§ **REQUIRED WORK**: Copy out the lines below word for word, starting at the line that contains "event-dot xyxy=(449,90,451,92)" and ending at the line that contains "event-dot-proNeu2 xyxy=(163,398,166,401)", with both of those lines included.

§ **RECORDS PROVIDED**:

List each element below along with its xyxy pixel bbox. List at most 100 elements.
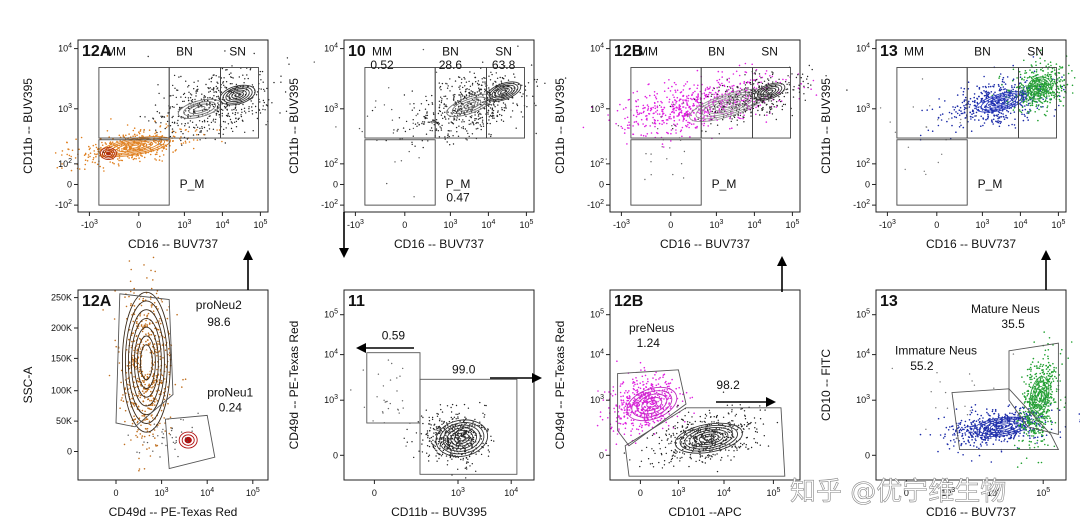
event-dot xyxy=(449,90,451,92)
event-dot xyxy=(487,455,490,457)
event-dot-immature xyxy=(963,112,966,114)
event-dot xyxy=(174,87,176,90)
event-dot xyxy=(422,439,424,441)
event-dot-immature xyxy=(941,113,944,115)
event-dot-proNeu2 xyxy=(136,320,138,323)
event-dot-immature xyxy=(951,124,953,127)
y-axis-label: CD11b -- BUV395 xyxy=(287,78,301,174)
event-dot-preNeus xyxy=(785,79,787,81)
event-dot-preNeus xyxy=(685,119,688,122)
event-dot xyxy=(427,437,429,439)
event-dot-PM xyxy=(180,136,182,138)
event-dot-proNeu2 xyxy=(157,328,159,331)
event-dot xyxy=(459,438,462,440)
event-dot xyxy=(493,440,495,442)
event-dot-proNeu2 xyxy=(163,398,166,401)
event-dot-mature xyxy=(1059,84,1062,87)
event-dot-proNeu2 xyxy=(134,418,136,421)
y-tick-label: 102 xyxy=(856,158,870,169)
event-dot xyxy=(503,109,506,112)
event-dot xyxy=(201,93,203,95)
event-dot xyxy=(767,78,769,80)
event-dot xyxy=(173,74,176,77)
event-dot-immature xyxy=(985,86,987,89)
event-dot-PM xyxy=(154,141,156,143)
event-dot-PM xyxy=(165,126,168,129)
event-dot-preNeus xyxy=(656,113,659,115)
event-dot xyxy=(494,80,496,83)
event-dot xyxy=(783,95,785,98)
event-dot-preNeus xyxy=(753,86,756,89)
event-dot-sparse xyxy=(186,440,189,442)
event-dot-mature xyxy=(1034,111,1036,113)
event-dot xyxy=(159,143,161,145)
event-dot-preNeus xyxy=(723,84,725,87)
event-dot-immature xyxy=(980,97,983,100)
event-dot xyxy=(669,105,672,108)
event-dot xyxy=(199,131,201,133)
event-dot-preNeus xyxy=(635,105,638,108)
event-dot xyxy=(490,439,493,442)
event-dot-preNeus xyxy=(718,108,721,110)
event-dot xyxy=(480,92,482,94)
event-dot-preNeus xyxy=(676,123,679,125)
event-dot-immature xyxy=(993,84,996,86)
event-dot-proNeu2 xyxy=(129,280,132,283)
event-dot xyxy=(429,430,431,432)
event-dot-preNeus xyxy=(653,94,656,97)
event-dot xyxy=(480,453,483,456)
event-dot-PM xyxy=(118,149,121,151)
event-dot xyxy=(507,98,510,101)
event-dot-proNeu2 xyxy=(150,399,153,402)
event-dot-preNeus xyxy=(662,113,664,115)
event-dot-preNeus xyxy=(797,87,800,89)
event-dot xyxy=(479,104,482,106)
event-dot-mature xyxy=(1071,84,1074,87)
event-dot-preNeus xyxy=(696,98,698,101)
event-dot-PM xyxy=(84,163,87,166)
y-tick-label: 0 xyxy=(333,179,338,189)
event-dot xyxy=(451,113,453,115)
event-dot xyxy=(203,95,206,97)
event-dot xyxy=(437,429,439,431)
event-dot-immature xyxy=(1012,88,1014,91)
event-dot xyxy=(521,95,523,98)
event-dot-preNeus xyxy=(716,79,718,82)
event-dot-preNeus xyxy=(653,122,655,125)
event-dot xyxy=(697,118,699,121)
event-dot xyxy=(494,106,496,108)
event-dot-preNeus xyxy=(643,110,645,113)
event-dot-preNeus xyxy=(764,72,767,75)
event-dot xyxy=(771,113,774,115)
event-dot-proNeu2 xyxy=(147,398,150,400)
event-dot-preNeus xyxy=(638,113,640,115)
event-dot xyxy=(464,85,466,87)
event-dot xyxy=(440,114,443,116)
event-dot xyxy=(497,111,499,114)
event-dot xyxy=(225,127,227,129)
event-dot xyxy=(441,443,444,446)
event-dot xyxy=(243,110,246,112)
event-dot xyxy=(776,101,778,103)
x-tick-label: 104 xyxy=(481,219,495,230)
event-dot-mature xyxy=(1031,101,1033,103)
event-dot-proNeu2 xyxy=(142,400,144,402)
event-dot xyxy=(190,100,193,102)
event-dot-mature xyxy=(1045,65,1047,67)
event-dot xyxy=(484,414,486,416)
event-dot-sparse xyxy=(313,61,315,63)
event-dot-mature xyxy=(1024,72,1026,74)
event-dot xyxy=(439,110,442,113)
event-dot xyxy=(441,420,443,422)
event-dot xyxy=(422,416,424,419)
event-dot xyxy=(439,85,442,88)
event-dot-PM xyxy=(93,153,96,155)
event-dot-PM xyxy=(192,139,195,141)
event-dot xyxy=(470,116,472,119)
event-dot-proNeu2 xyxy=(128,260,131,262)
event-dot-PM xyxy=(143,131,145,133)
y-tick-label: -102 xyxy=(55,199,72,210)
event-dot xyxy=(215,85,217,88)
event-dot-mature xyxy=(1028,99,1030,101)
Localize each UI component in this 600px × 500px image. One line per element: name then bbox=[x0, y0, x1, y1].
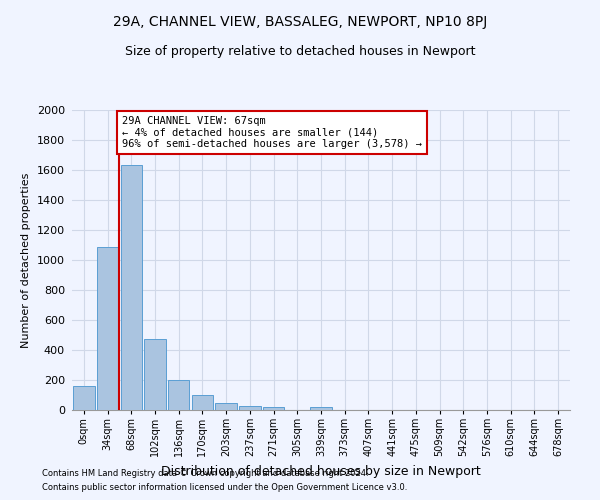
Bar bbox=[145, 339, 166, 410]
Bar bbox=[121, 165, 142, 410]
Bar bbox=[97, 246, 118, 410]
Bar bbox=[168, 380, 190, 410]
Text: 29A, CHANNEL VIEW, BASSALEG, NEWPORT, NP10 8PJ: 29A, CHANNEL VIEW, BASSALEG, NEWPORT, NP… bbox=[113, 15, 487, 29]
Text: 29A CHANNEL VIEW: 67sqm
← 4% of detached houses are smaller (144)
96% of semi-de: 29A CHANNEL VIEW: 67sqm ← 4% of detached… bbox=[122, 116, 422, 149]
Y-axis label: Number of detached properties: Number of detached properties bbox=[22, 172, 31, 348]
Bar bbox=[192, 395, 213, 410]
Text: Contains HM Land Registry data © Crown copyright and database right 2024.: Contains HM Land Registry data © Crown c… bbox=[42, 468, 368, 477]
Text: Size of property relative to detached houses in Newport: Size of property relative to detached ho… bbox=[125, 45, 475, 58]
Text: Contains public sector information licensed under the Open Government Licence v3: Contains public sector information licen… bbox=[42, 484, 407, 492]
Bar bbox=[215, 403, 237, 410]
Bar bbox=[239, 406, 260, 410]
Bar bbox=[310, 407, 332, 410]
Bar bbox=[263, 407, 284, 410]
X-axis label: Distribution of detached houses by size in Newport: Distribution of detached houses by size … bbox=[161, 464, 481, 477]
Bar bbox=[73, 386, 95, 410]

§ **THE RESPONSE**:
event-dot xyxy=(449,90,451,92)
event-dot xyxy=(487,455,490,457)
event-dot-immature xyxy=(963,112,966,114)
event-dot xyxy=(174,87,176,90)
event-dot xyxy=(422,439,424,441)
event-dot-immature xyxy=(941,113,944,115)
event-dot-proNeu2 xyxy=(136,320,138,323)
event-dot-immature xyxy=(951,124,953,127)
y-axis-label: CD11b -- BUV395 xyxy=(287,78,301,174)
event-dot-preNeus xyxy=(785,79,787,81)
event-dot-preNeus xyxy=(685,119,688,122)
event-dot xyxy=(427,437,429,439)
event-dot-PM xyxy=(180,136,182,138)
event-dot-proNeu2 xyxy=(157,328,159,331)
event-dot xyxy=(459,438,462,440)
event-dot xyxy=(493,440,495,442)
event-dot-proNeu2 xyxy=(163,398,166,401)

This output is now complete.